**TASK OBJECTIVE:**
For each line of the data below that holds "Perk", copy the line.

** start PROVIDED DATA **

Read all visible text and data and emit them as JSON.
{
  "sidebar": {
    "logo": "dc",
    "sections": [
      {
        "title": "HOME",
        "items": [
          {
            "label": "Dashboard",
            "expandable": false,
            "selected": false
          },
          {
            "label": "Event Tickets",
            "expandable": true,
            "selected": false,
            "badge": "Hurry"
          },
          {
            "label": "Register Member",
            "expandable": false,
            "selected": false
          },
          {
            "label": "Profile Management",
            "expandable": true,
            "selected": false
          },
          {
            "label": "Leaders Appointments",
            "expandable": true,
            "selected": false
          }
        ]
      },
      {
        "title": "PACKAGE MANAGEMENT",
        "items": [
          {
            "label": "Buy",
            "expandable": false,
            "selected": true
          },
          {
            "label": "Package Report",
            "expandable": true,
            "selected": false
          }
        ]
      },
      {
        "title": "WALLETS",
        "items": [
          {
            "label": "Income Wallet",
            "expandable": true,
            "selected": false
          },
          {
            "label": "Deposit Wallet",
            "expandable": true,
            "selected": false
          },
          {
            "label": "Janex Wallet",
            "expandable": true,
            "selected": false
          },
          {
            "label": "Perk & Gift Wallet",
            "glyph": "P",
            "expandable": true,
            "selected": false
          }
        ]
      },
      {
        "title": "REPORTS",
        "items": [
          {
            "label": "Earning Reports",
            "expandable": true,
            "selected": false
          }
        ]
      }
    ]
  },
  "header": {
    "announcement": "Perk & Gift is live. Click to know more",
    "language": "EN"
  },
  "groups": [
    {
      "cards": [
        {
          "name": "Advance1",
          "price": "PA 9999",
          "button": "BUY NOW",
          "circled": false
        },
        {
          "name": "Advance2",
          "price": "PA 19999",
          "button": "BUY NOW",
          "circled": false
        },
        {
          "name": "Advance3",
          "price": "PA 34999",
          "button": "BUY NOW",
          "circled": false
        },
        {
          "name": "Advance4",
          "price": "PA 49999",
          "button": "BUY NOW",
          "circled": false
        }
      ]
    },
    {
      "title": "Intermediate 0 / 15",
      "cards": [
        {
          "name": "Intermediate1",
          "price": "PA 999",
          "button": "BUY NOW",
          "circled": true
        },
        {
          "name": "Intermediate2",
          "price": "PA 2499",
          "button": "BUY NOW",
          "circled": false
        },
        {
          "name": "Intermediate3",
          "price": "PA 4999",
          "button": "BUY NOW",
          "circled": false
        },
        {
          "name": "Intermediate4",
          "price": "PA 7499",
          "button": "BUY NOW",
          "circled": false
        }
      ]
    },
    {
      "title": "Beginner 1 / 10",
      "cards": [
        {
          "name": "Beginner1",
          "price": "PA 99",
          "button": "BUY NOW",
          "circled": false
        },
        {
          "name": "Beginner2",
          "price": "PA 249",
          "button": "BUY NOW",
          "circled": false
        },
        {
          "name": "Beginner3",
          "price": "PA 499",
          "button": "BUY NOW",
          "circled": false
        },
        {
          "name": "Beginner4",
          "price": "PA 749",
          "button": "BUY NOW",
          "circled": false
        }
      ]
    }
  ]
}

** end PROVIDED DATA **
** start PROVIDED DATA **

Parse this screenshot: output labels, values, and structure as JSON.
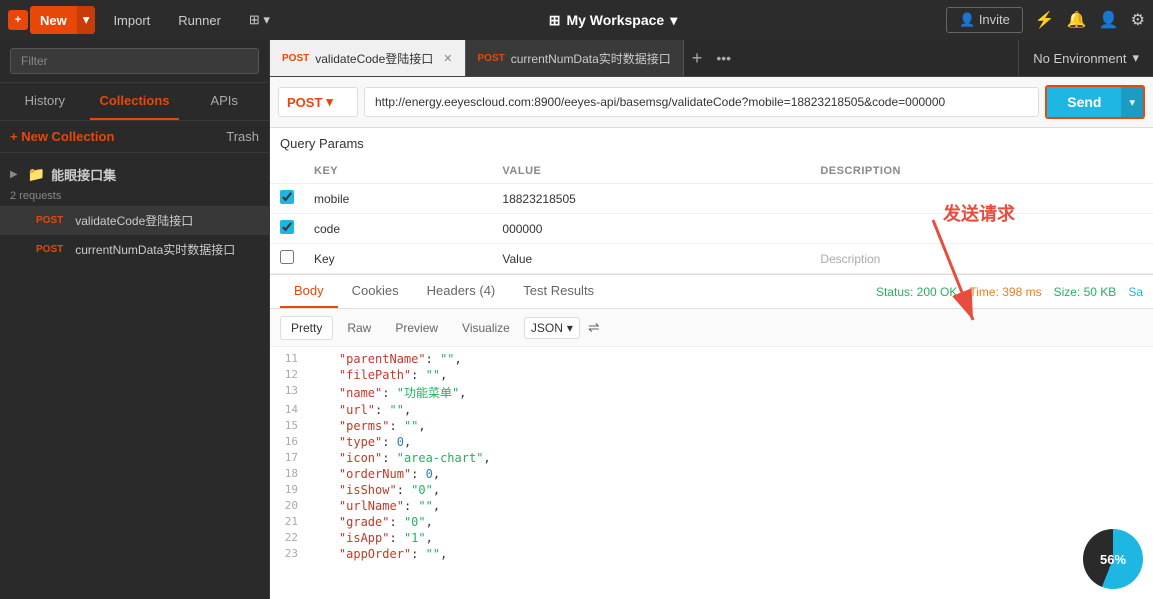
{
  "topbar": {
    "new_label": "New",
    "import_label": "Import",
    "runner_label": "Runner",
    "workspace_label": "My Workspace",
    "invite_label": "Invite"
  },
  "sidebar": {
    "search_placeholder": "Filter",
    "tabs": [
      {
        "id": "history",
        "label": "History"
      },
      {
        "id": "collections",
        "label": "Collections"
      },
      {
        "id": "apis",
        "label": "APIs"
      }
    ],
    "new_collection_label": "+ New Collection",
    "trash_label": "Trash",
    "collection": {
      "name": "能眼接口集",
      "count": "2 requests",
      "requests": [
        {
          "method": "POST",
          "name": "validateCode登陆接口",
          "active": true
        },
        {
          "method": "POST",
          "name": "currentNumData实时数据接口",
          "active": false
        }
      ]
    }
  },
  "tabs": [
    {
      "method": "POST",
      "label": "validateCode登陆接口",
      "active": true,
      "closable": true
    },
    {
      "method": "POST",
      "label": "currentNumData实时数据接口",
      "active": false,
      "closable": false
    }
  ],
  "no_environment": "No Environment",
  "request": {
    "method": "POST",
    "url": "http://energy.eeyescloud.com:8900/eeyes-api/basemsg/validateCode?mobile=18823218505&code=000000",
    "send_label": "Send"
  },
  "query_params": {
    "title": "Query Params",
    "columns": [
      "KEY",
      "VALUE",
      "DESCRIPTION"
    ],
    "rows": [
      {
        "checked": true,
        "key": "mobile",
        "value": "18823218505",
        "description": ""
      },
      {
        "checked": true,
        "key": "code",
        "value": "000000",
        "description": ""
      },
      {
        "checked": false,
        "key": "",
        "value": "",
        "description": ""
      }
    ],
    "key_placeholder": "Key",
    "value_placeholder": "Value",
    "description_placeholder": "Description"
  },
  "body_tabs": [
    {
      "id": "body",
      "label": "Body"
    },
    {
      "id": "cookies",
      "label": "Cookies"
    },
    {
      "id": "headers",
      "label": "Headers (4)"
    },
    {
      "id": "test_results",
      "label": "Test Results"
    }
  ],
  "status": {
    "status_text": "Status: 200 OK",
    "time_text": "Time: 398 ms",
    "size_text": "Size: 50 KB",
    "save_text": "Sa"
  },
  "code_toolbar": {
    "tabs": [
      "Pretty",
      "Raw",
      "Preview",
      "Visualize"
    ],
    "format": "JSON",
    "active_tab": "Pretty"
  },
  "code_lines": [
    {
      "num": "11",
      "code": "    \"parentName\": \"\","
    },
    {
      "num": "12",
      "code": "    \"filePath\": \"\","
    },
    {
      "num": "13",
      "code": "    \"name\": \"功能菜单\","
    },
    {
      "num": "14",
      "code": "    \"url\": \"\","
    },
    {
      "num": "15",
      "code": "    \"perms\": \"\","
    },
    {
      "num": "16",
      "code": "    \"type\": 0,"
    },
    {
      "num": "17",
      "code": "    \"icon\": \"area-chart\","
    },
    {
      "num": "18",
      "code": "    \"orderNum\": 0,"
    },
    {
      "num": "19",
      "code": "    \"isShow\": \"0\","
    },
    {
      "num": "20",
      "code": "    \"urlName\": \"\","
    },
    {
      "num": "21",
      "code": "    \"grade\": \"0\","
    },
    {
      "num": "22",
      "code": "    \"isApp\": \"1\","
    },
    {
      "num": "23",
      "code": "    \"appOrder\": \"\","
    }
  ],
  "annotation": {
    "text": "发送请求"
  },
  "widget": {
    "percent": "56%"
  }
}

** end PROVIDED DATA **

**TASK SOLUTION:**
            "label": "Perk & Gift Wallet",
    "announcement": "Perk & Gift is live. Click to know more",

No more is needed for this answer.